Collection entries
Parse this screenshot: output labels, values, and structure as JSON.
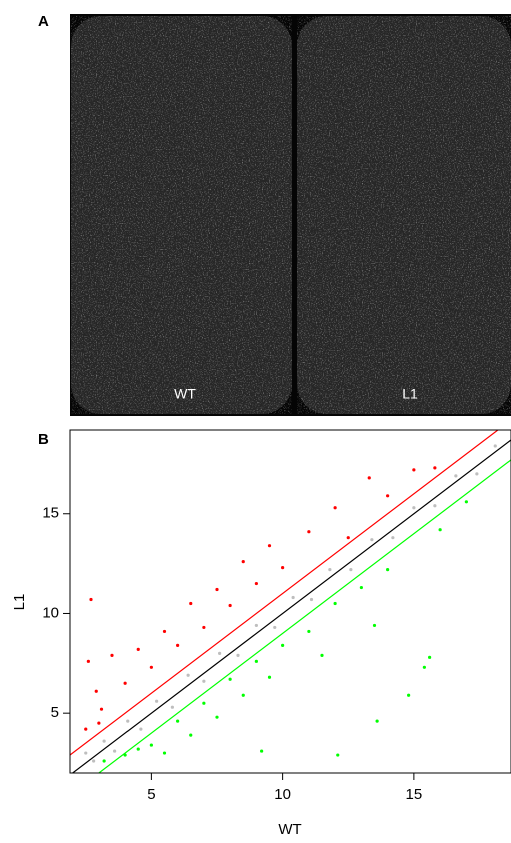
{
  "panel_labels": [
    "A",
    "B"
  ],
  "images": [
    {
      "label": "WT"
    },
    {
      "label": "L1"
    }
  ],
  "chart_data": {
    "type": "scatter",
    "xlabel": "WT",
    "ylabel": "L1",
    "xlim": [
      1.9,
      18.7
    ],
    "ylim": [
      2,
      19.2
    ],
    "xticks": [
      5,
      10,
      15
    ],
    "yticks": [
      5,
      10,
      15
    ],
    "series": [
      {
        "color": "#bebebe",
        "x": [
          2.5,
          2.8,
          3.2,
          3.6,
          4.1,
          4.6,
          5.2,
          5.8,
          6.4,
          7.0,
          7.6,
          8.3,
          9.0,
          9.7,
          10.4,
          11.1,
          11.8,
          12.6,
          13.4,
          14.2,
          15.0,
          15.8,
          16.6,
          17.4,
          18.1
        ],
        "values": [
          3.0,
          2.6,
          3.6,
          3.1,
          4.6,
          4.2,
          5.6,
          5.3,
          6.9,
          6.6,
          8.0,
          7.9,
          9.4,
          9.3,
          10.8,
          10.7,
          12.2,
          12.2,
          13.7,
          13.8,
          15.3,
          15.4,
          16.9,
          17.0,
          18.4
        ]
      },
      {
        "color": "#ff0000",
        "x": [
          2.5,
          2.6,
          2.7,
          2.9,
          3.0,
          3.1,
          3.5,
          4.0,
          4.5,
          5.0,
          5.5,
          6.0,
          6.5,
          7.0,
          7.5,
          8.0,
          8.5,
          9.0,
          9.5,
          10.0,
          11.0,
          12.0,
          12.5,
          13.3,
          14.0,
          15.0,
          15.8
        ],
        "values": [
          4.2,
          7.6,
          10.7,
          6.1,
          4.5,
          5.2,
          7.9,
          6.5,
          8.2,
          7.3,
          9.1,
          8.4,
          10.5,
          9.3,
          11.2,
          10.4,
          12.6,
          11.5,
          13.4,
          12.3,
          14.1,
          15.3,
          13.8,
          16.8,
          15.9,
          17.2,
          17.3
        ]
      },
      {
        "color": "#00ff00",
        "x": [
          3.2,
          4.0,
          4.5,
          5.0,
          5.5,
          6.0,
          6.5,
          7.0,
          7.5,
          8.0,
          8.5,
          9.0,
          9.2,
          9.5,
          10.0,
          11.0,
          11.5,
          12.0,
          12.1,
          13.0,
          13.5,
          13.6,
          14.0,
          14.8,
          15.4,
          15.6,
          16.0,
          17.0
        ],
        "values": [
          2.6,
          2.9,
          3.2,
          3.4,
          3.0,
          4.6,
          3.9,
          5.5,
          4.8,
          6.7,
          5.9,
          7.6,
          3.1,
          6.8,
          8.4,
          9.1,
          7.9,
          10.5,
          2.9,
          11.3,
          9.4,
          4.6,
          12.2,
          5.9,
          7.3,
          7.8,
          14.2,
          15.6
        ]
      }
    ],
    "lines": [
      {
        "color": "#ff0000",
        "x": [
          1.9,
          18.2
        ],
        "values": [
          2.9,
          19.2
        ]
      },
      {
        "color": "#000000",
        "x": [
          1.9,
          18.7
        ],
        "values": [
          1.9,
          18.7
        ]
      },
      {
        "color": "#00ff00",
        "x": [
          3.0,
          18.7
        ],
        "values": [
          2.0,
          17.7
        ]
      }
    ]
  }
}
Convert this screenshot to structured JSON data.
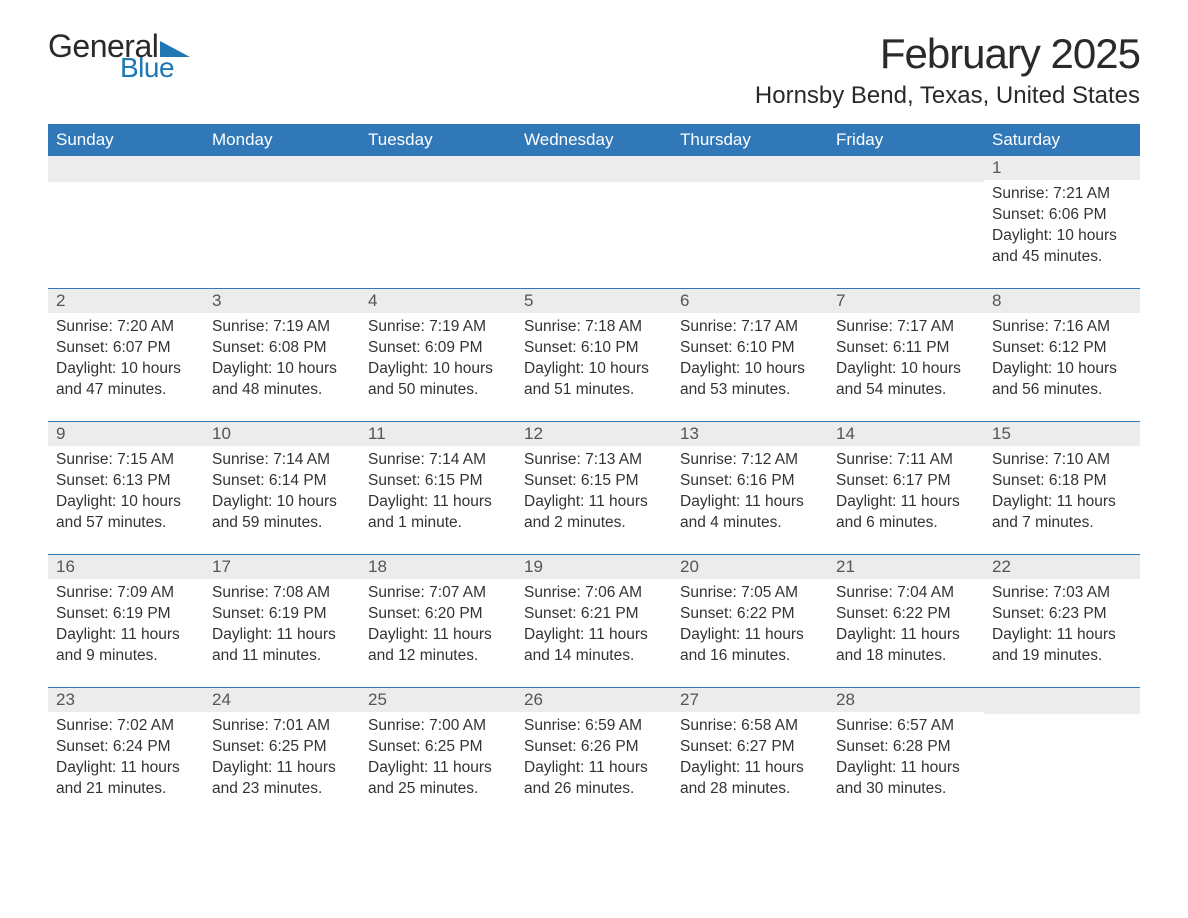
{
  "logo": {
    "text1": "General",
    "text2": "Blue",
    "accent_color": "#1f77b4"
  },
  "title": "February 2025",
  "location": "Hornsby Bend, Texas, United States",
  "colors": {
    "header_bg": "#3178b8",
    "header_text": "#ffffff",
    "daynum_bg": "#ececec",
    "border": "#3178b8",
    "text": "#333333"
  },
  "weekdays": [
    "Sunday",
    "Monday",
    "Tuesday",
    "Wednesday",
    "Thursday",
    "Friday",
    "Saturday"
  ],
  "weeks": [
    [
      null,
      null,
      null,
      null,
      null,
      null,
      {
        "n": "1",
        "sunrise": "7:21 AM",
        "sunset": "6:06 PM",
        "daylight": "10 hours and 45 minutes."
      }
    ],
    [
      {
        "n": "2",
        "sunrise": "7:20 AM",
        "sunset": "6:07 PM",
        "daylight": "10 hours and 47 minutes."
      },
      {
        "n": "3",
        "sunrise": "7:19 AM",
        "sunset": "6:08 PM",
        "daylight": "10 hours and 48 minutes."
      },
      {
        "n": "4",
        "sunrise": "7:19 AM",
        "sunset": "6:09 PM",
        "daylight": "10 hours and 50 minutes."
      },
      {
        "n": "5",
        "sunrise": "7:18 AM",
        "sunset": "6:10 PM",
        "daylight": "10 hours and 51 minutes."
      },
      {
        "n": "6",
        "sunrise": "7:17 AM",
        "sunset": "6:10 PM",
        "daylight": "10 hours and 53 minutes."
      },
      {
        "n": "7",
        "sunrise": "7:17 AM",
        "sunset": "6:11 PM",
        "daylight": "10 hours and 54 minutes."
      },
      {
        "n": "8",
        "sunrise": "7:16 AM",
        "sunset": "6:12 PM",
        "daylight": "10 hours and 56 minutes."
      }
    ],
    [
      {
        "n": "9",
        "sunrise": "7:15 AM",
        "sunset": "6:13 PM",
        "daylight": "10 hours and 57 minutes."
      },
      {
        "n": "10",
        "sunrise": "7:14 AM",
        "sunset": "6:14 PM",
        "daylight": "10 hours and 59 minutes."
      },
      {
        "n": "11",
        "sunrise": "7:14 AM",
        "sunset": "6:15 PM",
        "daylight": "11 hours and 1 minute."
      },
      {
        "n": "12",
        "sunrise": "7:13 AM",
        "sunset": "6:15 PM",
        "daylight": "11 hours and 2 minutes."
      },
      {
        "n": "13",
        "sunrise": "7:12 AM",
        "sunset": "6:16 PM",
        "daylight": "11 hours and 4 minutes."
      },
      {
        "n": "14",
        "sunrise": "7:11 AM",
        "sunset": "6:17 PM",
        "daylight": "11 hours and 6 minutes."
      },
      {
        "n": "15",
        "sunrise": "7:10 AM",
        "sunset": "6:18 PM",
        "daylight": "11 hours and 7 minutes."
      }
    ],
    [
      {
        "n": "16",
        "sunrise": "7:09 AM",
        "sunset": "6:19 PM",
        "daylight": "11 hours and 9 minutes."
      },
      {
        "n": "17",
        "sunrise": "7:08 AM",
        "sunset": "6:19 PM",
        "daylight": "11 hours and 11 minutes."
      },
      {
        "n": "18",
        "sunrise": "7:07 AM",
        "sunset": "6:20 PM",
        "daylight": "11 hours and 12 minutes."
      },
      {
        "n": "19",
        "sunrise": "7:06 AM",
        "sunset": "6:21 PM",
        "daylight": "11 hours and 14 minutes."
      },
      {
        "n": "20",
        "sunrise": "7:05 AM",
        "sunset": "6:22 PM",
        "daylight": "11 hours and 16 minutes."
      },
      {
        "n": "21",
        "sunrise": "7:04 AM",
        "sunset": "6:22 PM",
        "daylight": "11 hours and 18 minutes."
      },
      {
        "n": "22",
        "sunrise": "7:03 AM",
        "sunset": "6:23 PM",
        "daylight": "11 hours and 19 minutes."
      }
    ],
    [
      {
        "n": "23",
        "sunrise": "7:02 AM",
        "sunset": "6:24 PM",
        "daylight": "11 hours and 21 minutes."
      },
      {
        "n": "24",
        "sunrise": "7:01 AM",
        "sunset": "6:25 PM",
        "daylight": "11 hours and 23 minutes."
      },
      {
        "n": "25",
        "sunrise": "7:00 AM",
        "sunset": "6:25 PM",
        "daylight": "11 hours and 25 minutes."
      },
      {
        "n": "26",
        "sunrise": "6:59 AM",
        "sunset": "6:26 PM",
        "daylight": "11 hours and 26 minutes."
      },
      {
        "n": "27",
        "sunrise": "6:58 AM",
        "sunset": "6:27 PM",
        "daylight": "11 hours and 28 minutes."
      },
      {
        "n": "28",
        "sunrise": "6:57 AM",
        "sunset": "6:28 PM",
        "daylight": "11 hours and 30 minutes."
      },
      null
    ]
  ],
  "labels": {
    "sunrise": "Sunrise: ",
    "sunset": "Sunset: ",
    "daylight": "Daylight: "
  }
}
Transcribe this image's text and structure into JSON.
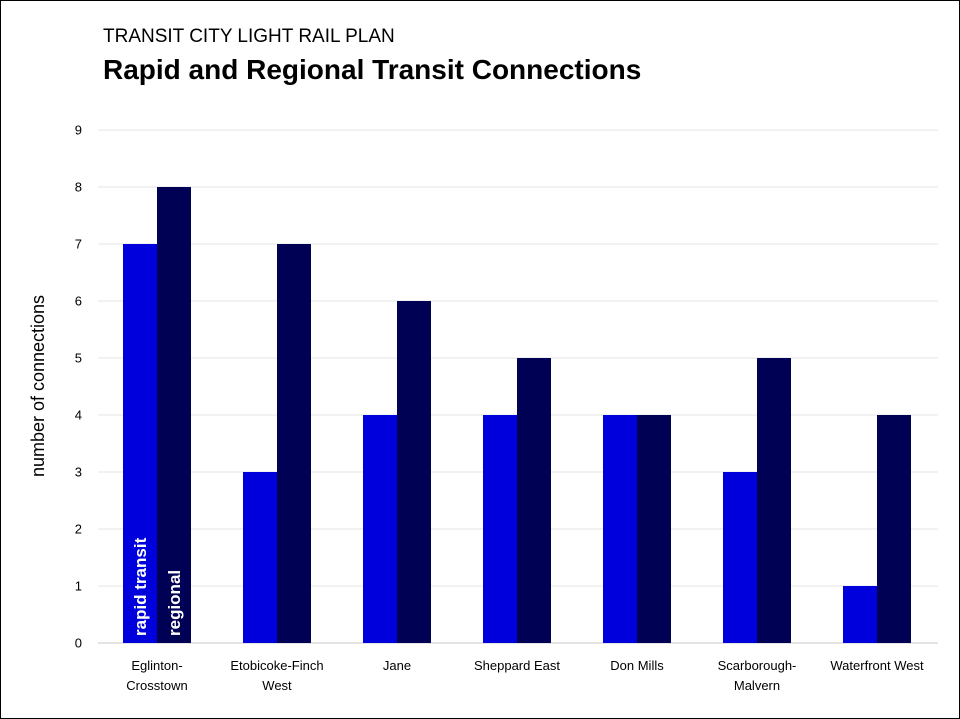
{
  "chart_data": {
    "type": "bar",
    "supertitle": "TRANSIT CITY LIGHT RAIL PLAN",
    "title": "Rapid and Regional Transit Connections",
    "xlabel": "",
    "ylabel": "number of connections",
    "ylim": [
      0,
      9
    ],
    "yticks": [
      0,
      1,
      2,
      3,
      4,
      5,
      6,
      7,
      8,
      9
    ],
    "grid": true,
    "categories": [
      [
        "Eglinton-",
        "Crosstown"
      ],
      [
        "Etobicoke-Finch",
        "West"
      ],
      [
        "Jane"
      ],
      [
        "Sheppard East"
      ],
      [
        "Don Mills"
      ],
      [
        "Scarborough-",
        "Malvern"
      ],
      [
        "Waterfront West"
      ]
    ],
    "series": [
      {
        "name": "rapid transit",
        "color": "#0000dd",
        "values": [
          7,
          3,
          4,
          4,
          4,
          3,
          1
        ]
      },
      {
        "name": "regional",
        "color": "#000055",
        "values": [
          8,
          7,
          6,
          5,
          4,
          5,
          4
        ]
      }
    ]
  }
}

CHALLENGE
For the string "this", count the lines of the entries above that include it; answer with the number only.

EXERCISE SOLUTION
3